> **EXERCISE AIM**
Print every line of the data below without any changes, and leave the pictures out.

[Stored entries]

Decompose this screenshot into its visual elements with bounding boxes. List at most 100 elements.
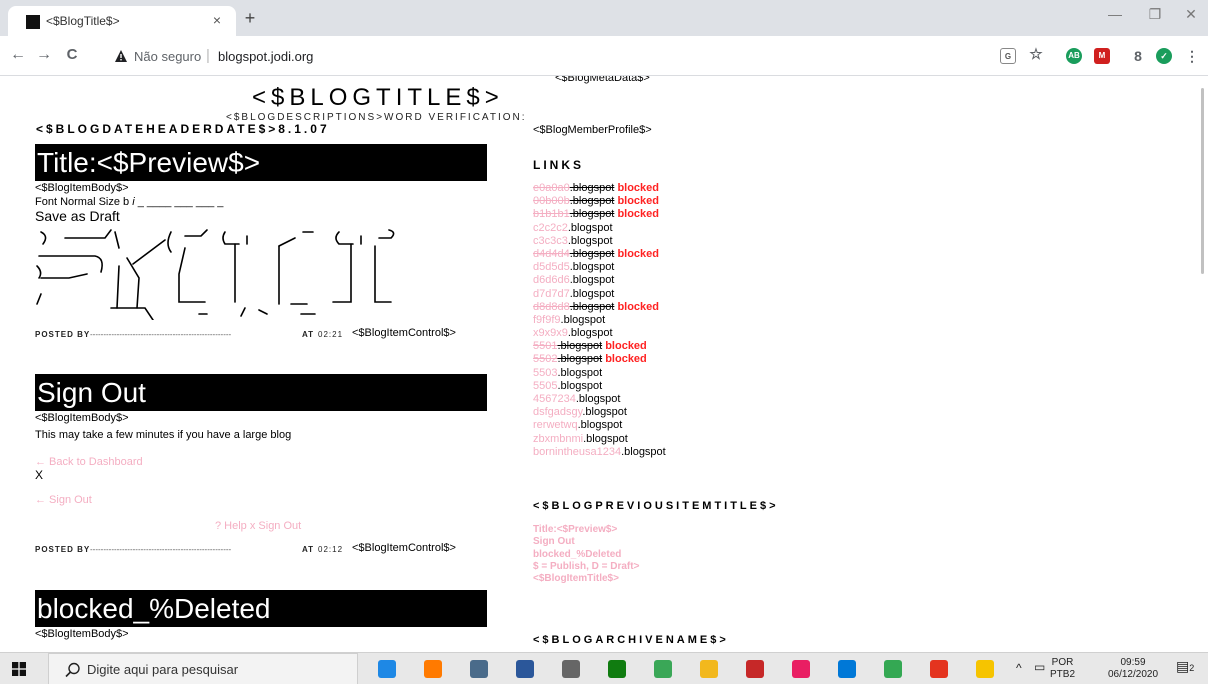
link-item[interactable]: bornintheusa1234.blogspot <box>533 446 666 459</box>
link-id[interactable]: c2c2c2 <box>533 222 568 234</box>
link-item[interactable]: c2c2c2.blogspot <box>533 222 666 235</box>
link-id[interactable]: d6d6d6 <box>533 274 570 286</box>
link-suffix: .blogspot <box>569 247 615 260</box>
back-to-dashboard-link[interactable]: ← Back to Dashboard <box>35 456 143 468</box>
link-id[interactable]: d7d7d7 <box>533 288 570 300</box>
translate-icon[interactable]: G <box>1000 48 1016 64</box>
link-id[interactable]: 5501 <box>533 340 557 352</box>
item-control[interactable]: <$BlogItemControl$> <box>352 327 456 339</box>
post-time[interactable]: 02:21 <box>318 330 343 339</box>
paint-icon[interactable] <box>792 660 810 678</box>
previous-item-link[interactable]: blocked_%Deleted <box>533 549 639 561</box>
link-item[interactable]: d5d5d5.blogspot <box>533 261 666 274</box>
close-window-button[interactable]: ✕ <box>1176 6 1206 23</box>
blocked-label: blocked <box>617 208 660 221</box>
link-id[interactable]: bornintheusa1234 <box>533 446 621 458</box>
link-item[interactable]: d7d7d7.blogspot <box>533 288 666 301</box>
previous-item-link[interactable]: <$BlogItemTitle$> <box>533 573 639 585</box>
store-icon[interactable] <box>838 660 856 678</box>
link-item[interactable]: d6d6d6.blogspot <box>533 274 666 287</box>
link-id[interactable]: e0a0a0 <box>533 182 570 194</box>
tab-close-icon[interactable]: × <box>208 11 226 29</box>
item-control[interactable]: <$BlogItemControl$> <box>352 542 456 554</box>
menu-icon[interactable]: ⋮ <box>1184 48 1200 64</box>
calculator-icon[interactable] <box>470 660 488 678</box>
link-item[interactable]: d4d4d4.blogspot blocked <box>533 248 666 261</box>
scroll-thumb[interactable] <box>1201 88 1204 274</box>
notification-center-icon[interactable]: ▤2 <box>1176 659 1194 674</box>
active-tab[interactable]: <$BlogTitle$> × <box>8 6 236 36</box>
minimize-button[interactable]: — <box>1100 6 1130 22</box>
acrobat-icon[interactable] <box>930 660 948 678</box>
link-id[interactable]: x9x9x9 <box>533 327 568 339</box>
bookmark-star-icon[interactable]: ☆ <box>1028 47 1044 64</box>
forward-button[interactable]: → <box>34 46 54 64</box>
link-item[interactable]: zbxmbnmi.blogspot <box>533 433 666 446</box>
windows-start-icon[interactable] <box>12 662 26 676</box>
link-id[interactable]: 5503 <box>533 367 557 379</box>
link-id[interactable]: 5502 <box>533 353 557 365</box>
link-id[interactable]: 00b00b <box>533 195 570 207</box>
link-item[interactable]: 00b00b.blogspot blocked <box>533 195 666 208</box>
save-draft-button[interactable]: Save as Draft <box>35 208 120 224</box>
link-item[interactable]: 4567234.blogspot <box>533 393 666 406</box>
link-id[interactable]: rerwetwq <box>533 419 578 431</box>
battery-icon[interactable]: ▭ <box>1034 661 1045 673</box>
language-indicator[interactable]: POR PTB2 <box>1050 657 1075 681</box>
chrome-icon[interactable] <box>884 660 902 678</box>
link-id[interactable]: d8d8d8 <box>533 301 570 313</box>
back-button[interactable]: ← <box>8 46 28 64</box>
link-item[interactable]: b1b1b1.blogspot blocked <box>533 208 666 221</box>
previous-item-link[interactable]: Title:<$Preview$> <box>533 524 639 536</box>
font-size-label[interactable]: Font Normal Size b <box>35 196 129 208</box>
explorer-icon[interactable] <box>700 660 718 678</box>
edge-icon[interactable] <box>378 660 396 678</box>
maps-icon[interactable] <box>654 660 672 678</box>
reload-button[interactable]: C <box>62 46 82 63</box>
link-id[interactable]: d4d4d4 <box>533 248 570 260</box>
link-item[interactable]: dsfgadsgy.blogspot <box>533 406 666 419</box>
link-item[interactable]: d8d8d8.blogspot blocked <box>533 301 666 314</box>
link-item[interactable]: 5505.blogspot <box>533 380 666 393</box>
link-item[interactable]: c3c3c3.blogspot <box>533 235 666 248</box>
norton-icon[interactable] <box>976 660 994 678</box>
page-scrollbar[interactable] <box>1194 76 1208 652</box>
link-id[interactable]: zbxmbnmi <box>533 433 583 445</box>
previous-item-link[interactable]: Sign Out <box>533 536 639 548</box>
taskbar-search-box[interactable]: Digite aqui para pesquisar <box>48 653 358 684</box>
help-sign-out-link[interactable]: ? Help x Sign Out <box>215 520 301 532</box>
adblock-icon[interactable]: AB <box>1066 48 1082 64</box>
clock[interactable]: 09:59 06/12/2020 <box>1098 657 1168 681</box>
red-app-icon[interactable] <box>746 660 764 678</box>
xbox-icon[interactable] <box>608 660 626 678</box>
link-item[interactable]: f9f9f9.blogspot <box>533 314 666 327</box>
link-id[interactable]: d5d5d5 <box>533 261 570 273</box>
restore-button[interactable]: ❐ <box>1140 6 1170 23</box>
red-extension-icon[interactable]: M <box>1094 48 1110 64</box>
profile-icon[interactable]: 8 <box>1130 48 1146 64</box>
link-id[interactable]: 4567234 <box>533 393 576 405</box>
link-id[interactable]: dsfgadsgy <box>533 406 582 418</box>
sign-out-link[interactable]: ← Sign Out <box>35 494 92 506</box>
link-id[interactable]: f9f9f9 <box>533 314 561 326</box>
previous-item-link[interactable]: $ = Publish, D = Draft> <box>533 561 639 573</box>
link-id[interactable]: c3c3c3 <box>533 235 568 247</box>
shield-icon[interactable]: ✓ <box>1156 48 1172 64</box>
address-bar[interactable]: Não seguro | blogspot.jodi.org <box>110 44 990 70</box>
link-item[interactable]: 5501.blogspot blocked <box>533 340 666 353</box>
link-item[interactable]: 5503.blogspot <box>533 367 666 380</box>
firefox-icon[interactable] <box>424 660 442 678</box>
link-id[interactable]: b1b1b1 <box>533 208 570 220</box>
links-heading: LINKS <box>533 158 584 172</box>
link-item[interactable]: rerwetwq.blogspot <box>533 419 666 432</box>
italic-button[interactable]: i <box>132 196 134 208</box>
word-icon[interactable] <box>516 660 534 678</box>
link-item[interactable]: x9x9x9.blogspot <box>533 327 666 340</box>
link-item[interactable]: e0a0a0.blogspot blocked <box>533 182 666 195</box>
link-item[interactable]: 5502.blogspot blocked <box>533 353 666 366</box>
link-id[interactable]: 5505 <box>533 380 557 392</box>
post-time[interactable]: 02:12 <box>318 545 343 554</box>
tray-chevron-icon[interactable]: ^ <box>1016 662 1022 674</box>
new-tab-button[interactable]: + <box>240 9 260 29</box>
file-icon[interactable] <box>562 660 580 678</box>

> **ANSWER TO THE EXERCISE**
Decompose this screenshot into its visual elements with bounding boxes. List at most 100 elements.
link-item[interactable]: bornintheusa1234.blogspot <box>533 446 666 459</box>
link-id[interactable]: c2c2c2 <box>533 222 568 234</box>
link-item[interactable]: c2c2c2.blogspot <box>533 222 666 235</box>
link-id[interactable]: d6d6d6 <box>533 274 570 286</box>
link-suffix: .blogspot <box>569 247 615 260</box>
back-to-dashboard-link[interactable]: ← Back to Dashboard <box>35 456 143 468</box>
link-id[interactable]: d7d7d7 <box>533 288 570 300</box>
translate-icon[interactable]: G <box>1000 48 1016 64</box>
link-id[interactable]: 5501 <box>533 340 557 352</box>
item-control[interactable]: <$BlogItemControl$> <box>352 327 456 339</box>
post-time[interactable]: 02:21 <box>318 330 343 339</box>
paint-icon[interactable] <box>792 660 810 678</box>
previous-item-link[interactable]: blocked_%Deleted <box>533 549 639 561</box>
link-item[interactable]: d5d5d5.blogspot <box>533 261 666 274</box>
close-window-button[interactable]: ✕ <box>1176 6 1206 23</box>
blocked-label: blocked <box>617 208 660 221</box>
link-id[interactable]: bornintheusa1234 <box>533 446 621 458</box>
link-item[interactable]: d7d7d7.blogspot <box>533 288 666 301</box>
previous-item-link[interactable]: <$BlogItemTitle$> <box>533 573 639 585</box>
store-icon[interactable] <box>838 660 856 678</box>
link-item[interactable]: d6d6d6.blogspot <box>533 274 666 287</box>
link-id[interactable]: e0a0a0 <box>533 182 570 194</box>
tab-close-icon[interactable]: × <box>208 11 226 29</box>
item-control[interactable]: <$BlogItemControl$> <box>352 542 456 554</box>
menu-icon[interactable]: ⋮ <box>1184 48 1200 64</box>
calculator-icon[interactable] <box>470 660 488 678</box>
link-item[interactable]: d4d4d4.blogspot blocked <box>533 248 666 261</box>
scroll-thumb[interactable] <box>1201 88 1204 274</box>
notification-center-icon[interactable]: ▤2 <box>1176 659 1194 674</box>
active-tab[interactable]: <$BlogTitle$> × <box>8 6 236 36</box>
minimize-button[interactable]: — <box>1100 6 1130 22</box>
acrobat-icon[interactable] <box>930 660 948 678</box>
link-id[interactable]: x9x9x9 <box>533 327 568 339</box>
bookmark-star-icon[interactable]: ☆ <box>1028 47 1044 64</box>
forward-button[interactable]: → <box>34 46 54 64</box>
link-item[interactable]: zbxmbnmi.blogspot <box>533 433 666 446</box>
windows-start-icon[interactable] <box>12 662 26 676</box>
link-id[interactable]: 5503 <box>533 367 557 379</box>
link-id[interactable]: 5502 <box>533 353 557 365</box>
link-id[interactable]: 00b00b <box>533 195 570 207</box>
link-item[interactable]: 00b00b.blogspot blocked <box>533 195 666 208</box>
save-draft-button[interactable]: Save as Draft <box>35 208 120 224</box>
link-item[interactable]: 4567234.blogspot <box>533 393 666 406</box>
link-id[interactable]: rerwetwq <box>533 419 578 431</box>
battery-icon[interactable]: ▭ <box>1034 661 1045 673</box>
language-indicator[interactable]: POR PTB2 <box>1050 657 1075 681</box>
chrome-icon[interactable] <box>884 660 902 678</box>
link-id[interactable]: d8d8d8 <box>533 301 570 313</box>
back-button[interactable]: ← <box>8 46 28 64</box>
link-item[interactable]: b1b1b1.blogspot blocked <box>533 208 666 221</box>
previous-item-link[interactable]: Title:<$Preview$> <box>533 524 639 536</box>
font-size-label[interactable]: Font Normal Size b <box>35 196 129 208</box>
explorer-icon[interactable] <box>700 660 718 678</box>
edge-icon[interactable] <box>378 660 396 678</box>
maps-icon[interactable] <box>654 660 672 678</box>
reload-button[interactable]: C <box>62 46 82 63</box>
link-id[interactable]: d4d4d4 <box>533 248 570 260</box>
link-item[interactable]: dsfgadsgy.blogspot <box>533 406 666 419</box>
link-item[interactable]: d8d8d8.blogspot blocked <box>533 301 666 314</box>
link-item[interactable]: 5505.blogspot <box>533 380 666 393</box>
link-item[interactable]: c3c3c3.blogspot <box>533 235 666 248</box>
norton-icon[interactable] <box>976 660 994 678</box>
page-scrollbar[interactable] <box>1194 76 1208 652</box>
link-id[interactable]: zbxmbnmi <box>533 433 583 445</box>
previous-item-link[interactable]: Sign Out <box>533 536 639 548</box>
taskbar-search-box[interactable]: Digite aqui para pesquisar <box>48 653 358 684</box>
help-sign-out-link[interactable]: ? Help x Sign Out <box>215 520 301 532</box>
adblock-icon[interactable]: AB <box>1066 48 1082 64</box>
clock[interactable]: 09:59 06/12/2020 <box>1098 657 1168 681</box>
red-app-icon[interactable] <box>746 660 764 678</box>
xbox-icon[interactable] <box>608 660 626 678</box>
link-item[interactable]: f9f9f9.blogspot <box>533 314 666 327</box>
link-id[interactable]: d5d5d5 <box>533 261 570 273</box>
restore-button[interactable]: ❐ <box>1140 6 1170 23</box>
red-extension-icon[interactable]: M <box>1094 48 1110 64</box>
profile-icon[interactable]: 8 <box>1130 48 1146 64</box>
link-id[interactable]: 4567234 <box>533 393 576 405</box>
link-id[interactable]: dsfgadsgy <box>533 406 582 418</box>
sign-out-link[interactable]: ← Sign Out <box>35 494 92 506</box>
link-id[interactable]: f9f9f9 <box>533 314 561 326</box>
previous-item-link[interactable]: $ = Publish, D = Draft> <box>533 561 639 573</box>
link-id[interactable]: c3c3c3 <box>533 235 568 247</box>
shield-icon[interactable]: ✓ <box>1156 48 1172 64</box>
address-bar[interactable]: Não seguro | blogspot.jodi.org <box>110 44 990 70</box>
link-item[interactable]: 5501.blogspot blocked <box>533 340 666 353</box>
link-item[interactable]: 5503.blogspot <box>533 367 666 380</box>
firefox-icon[interactable] <box>424 660 442 678</box>
link-id[interactable]: b1b1b1 <box>533 208 570 220</box>
links-heading: LINKS <box>533 158 584 172</box>
link-item[interactable]: rerwetwq.blogspot <box>533 419 666 432</box>
italic-button[interactable]: i <box>132 196 134 208</box>
word-icon[interactable] <box>516 660 534 678</box>
link-item[interactable]: x9x9x9.blogspot <box>533 327 666 340</box>
link-item[interactable]: e0a0a0.blogspot blocked <box>533 182 666 195</box>
link-item[interactable]: 5502.blogspot blocked <box>533 353 666 366</box>
link-id[interactable]: 5505 <box>533 380 557 392</box>
post-time[interactable]: 02:12 <box>318 545 343 554</box>
tray-chevron-icon[interactable]: ^ <box>1016 662 1022 674</box>
new-tab-button[interactable]: + <box>240 9 260 29</box>
file-icon[interactable] <box>562 660 580 678</box>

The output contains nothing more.